⟨

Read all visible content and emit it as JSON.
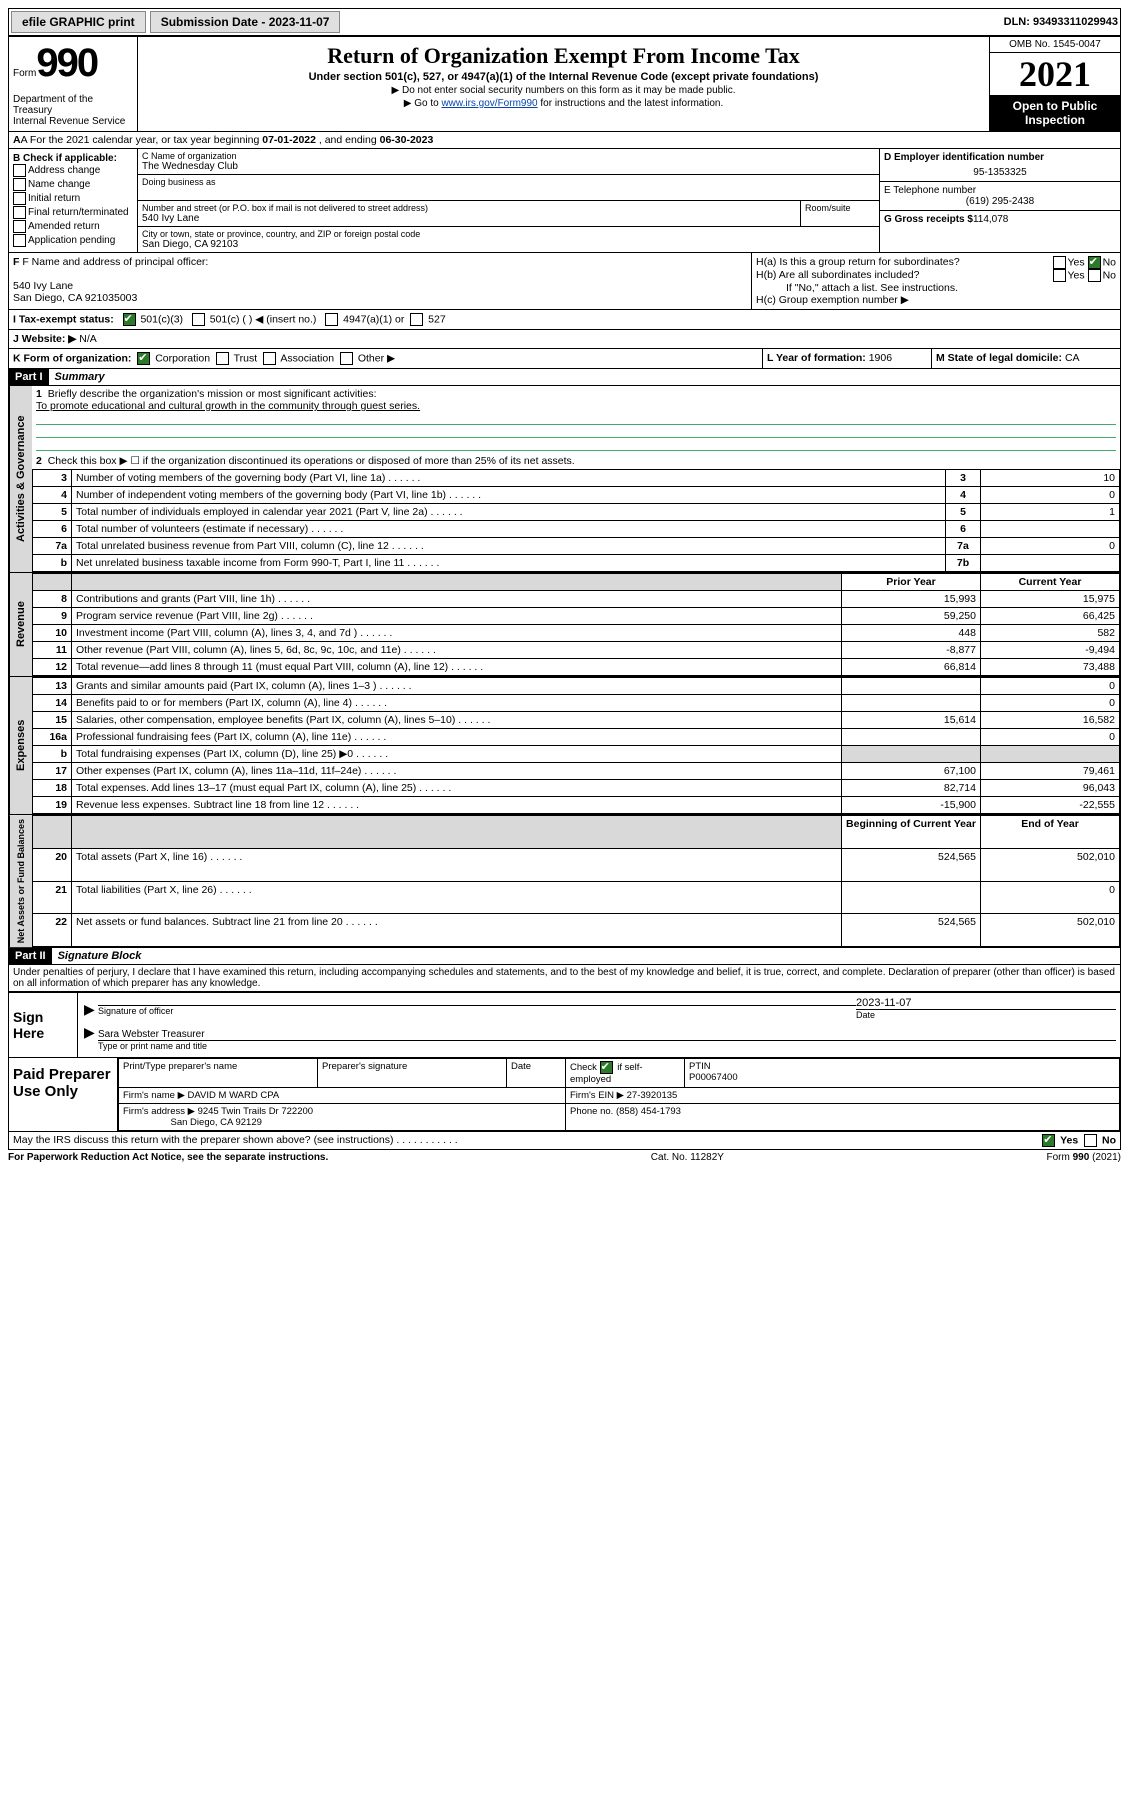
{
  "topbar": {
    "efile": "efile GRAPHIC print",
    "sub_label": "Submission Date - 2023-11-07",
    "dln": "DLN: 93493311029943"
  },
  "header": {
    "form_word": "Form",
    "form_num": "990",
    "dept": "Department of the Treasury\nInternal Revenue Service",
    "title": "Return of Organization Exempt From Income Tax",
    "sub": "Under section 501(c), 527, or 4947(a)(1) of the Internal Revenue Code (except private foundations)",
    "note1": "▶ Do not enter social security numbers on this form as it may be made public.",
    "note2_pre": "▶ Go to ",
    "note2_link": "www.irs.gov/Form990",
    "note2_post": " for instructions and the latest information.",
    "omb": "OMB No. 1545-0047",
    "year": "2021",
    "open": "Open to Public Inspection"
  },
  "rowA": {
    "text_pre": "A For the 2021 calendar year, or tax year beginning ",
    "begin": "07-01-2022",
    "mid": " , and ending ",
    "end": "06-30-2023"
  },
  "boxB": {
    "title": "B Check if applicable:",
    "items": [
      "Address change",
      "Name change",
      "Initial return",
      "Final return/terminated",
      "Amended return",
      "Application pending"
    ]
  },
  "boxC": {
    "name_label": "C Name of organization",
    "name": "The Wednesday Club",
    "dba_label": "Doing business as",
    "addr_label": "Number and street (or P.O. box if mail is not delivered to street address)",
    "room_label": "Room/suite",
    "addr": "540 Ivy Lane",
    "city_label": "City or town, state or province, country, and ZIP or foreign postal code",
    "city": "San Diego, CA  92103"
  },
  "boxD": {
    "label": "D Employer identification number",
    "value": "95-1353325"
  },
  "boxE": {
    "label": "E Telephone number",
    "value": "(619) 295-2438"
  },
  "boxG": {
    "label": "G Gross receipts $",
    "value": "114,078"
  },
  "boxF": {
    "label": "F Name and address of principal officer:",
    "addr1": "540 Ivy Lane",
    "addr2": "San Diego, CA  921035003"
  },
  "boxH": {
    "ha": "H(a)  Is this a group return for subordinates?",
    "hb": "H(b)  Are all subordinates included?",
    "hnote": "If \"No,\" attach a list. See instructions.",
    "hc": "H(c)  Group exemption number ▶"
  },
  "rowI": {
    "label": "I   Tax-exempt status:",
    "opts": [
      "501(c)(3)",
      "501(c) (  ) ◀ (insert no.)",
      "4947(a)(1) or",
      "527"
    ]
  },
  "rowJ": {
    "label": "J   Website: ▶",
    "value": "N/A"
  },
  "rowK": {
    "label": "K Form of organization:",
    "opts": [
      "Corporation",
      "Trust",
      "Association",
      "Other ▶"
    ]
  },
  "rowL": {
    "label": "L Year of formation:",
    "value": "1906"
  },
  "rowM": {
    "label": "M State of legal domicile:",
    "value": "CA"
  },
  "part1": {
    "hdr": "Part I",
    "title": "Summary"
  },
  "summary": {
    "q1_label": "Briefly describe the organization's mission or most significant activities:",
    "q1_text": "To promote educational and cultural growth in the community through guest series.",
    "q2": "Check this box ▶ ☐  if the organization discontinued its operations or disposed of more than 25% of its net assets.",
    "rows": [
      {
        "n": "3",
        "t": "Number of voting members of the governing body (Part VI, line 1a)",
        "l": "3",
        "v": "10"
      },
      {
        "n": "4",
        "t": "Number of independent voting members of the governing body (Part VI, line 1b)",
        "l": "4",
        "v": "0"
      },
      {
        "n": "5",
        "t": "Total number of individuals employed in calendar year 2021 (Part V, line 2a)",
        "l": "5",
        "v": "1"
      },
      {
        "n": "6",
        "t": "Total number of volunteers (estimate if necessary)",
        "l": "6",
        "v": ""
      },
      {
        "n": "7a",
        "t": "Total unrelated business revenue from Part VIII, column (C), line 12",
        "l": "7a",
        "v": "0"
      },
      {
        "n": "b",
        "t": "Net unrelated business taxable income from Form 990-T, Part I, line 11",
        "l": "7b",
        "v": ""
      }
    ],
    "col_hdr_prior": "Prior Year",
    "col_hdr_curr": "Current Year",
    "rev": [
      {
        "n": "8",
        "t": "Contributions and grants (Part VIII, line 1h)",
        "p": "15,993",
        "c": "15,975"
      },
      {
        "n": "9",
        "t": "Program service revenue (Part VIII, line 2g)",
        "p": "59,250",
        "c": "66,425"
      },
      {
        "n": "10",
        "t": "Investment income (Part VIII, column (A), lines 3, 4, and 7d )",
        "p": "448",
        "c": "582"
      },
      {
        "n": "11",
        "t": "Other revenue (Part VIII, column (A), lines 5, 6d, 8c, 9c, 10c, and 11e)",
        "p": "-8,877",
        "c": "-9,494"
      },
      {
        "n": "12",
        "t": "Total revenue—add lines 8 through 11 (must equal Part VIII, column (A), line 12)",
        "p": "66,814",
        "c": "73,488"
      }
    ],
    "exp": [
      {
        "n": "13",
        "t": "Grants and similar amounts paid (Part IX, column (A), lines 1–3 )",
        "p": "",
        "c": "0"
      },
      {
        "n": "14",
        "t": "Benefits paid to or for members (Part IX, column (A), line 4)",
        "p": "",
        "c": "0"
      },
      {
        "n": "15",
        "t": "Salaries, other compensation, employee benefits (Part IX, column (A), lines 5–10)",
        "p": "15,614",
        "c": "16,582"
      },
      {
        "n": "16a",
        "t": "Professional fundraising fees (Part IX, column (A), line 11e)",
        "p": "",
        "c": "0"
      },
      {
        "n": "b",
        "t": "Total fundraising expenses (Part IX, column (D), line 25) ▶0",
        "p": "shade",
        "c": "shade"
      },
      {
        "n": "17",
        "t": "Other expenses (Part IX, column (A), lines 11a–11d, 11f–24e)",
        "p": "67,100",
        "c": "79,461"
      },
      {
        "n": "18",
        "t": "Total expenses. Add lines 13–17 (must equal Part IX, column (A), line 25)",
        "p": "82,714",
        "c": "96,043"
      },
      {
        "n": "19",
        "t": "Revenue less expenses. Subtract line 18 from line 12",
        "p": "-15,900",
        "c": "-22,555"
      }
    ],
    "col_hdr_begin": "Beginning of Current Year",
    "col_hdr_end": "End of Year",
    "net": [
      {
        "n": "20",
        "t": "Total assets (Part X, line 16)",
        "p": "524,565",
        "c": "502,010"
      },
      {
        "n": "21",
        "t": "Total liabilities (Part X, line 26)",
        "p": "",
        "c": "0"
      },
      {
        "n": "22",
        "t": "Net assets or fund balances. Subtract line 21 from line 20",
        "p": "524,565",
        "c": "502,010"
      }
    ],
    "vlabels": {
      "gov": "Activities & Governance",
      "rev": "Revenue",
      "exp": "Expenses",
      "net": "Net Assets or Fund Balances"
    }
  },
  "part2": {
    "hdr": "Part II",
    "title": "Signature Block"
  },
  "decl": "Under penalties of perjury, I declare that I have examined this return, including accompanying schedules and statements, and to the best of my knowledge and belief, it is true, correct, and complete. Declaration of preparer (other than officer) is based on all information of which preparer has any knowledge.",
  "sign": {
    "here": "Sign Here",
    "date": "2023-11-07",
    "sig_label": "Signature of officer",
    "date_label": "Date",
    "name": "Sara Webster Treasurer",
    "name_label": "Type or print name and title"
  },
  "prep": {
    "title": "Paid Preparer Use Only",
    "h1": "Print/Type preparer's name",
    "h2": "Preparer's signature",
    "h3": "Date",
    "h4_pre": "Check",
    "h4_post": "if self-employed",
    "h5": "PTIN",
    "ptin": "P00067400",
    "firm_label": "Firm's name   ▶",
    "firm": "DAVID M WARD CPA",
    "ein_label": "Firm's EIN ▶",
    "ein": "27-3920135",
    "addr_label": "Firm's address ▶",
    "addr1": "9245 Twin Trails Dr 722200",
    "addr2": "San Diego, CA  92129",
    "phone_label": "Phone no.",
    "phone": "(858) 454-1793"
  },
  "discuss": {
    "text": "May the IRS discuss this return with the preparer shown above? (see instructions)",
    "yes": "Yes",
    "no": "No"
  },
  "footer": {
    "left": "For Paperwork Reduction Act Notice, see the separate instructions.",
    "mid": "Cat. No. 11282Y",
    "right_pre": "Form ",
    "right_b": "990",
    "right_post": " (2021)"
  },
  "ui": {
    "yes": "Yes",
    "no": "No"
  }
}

⟩

_Task directions_
Return all lines containing the word "this".

_Reply_
    "note1": "▶ Do not enter social security numbers on this form as it may be made public.",
    "ha": "H(a)  Is this a group return for subordinates?",
    "q2": "Check this box ▶ ☐  if the organization discontinued its operations or disposed of more than 25% of its net assets.",
  "decl": "Under penalties of perjury, I declare that I have examined this return, including accompanying schedules and statements, and to the best of my knowledge and belief, it is true, correct, and complete. Declaration of preparer (other than officer) is based on all information of which preparer has any knowledge.",
    "text": "May the IRS discuss this return with the preparer shown above? (see instructions)",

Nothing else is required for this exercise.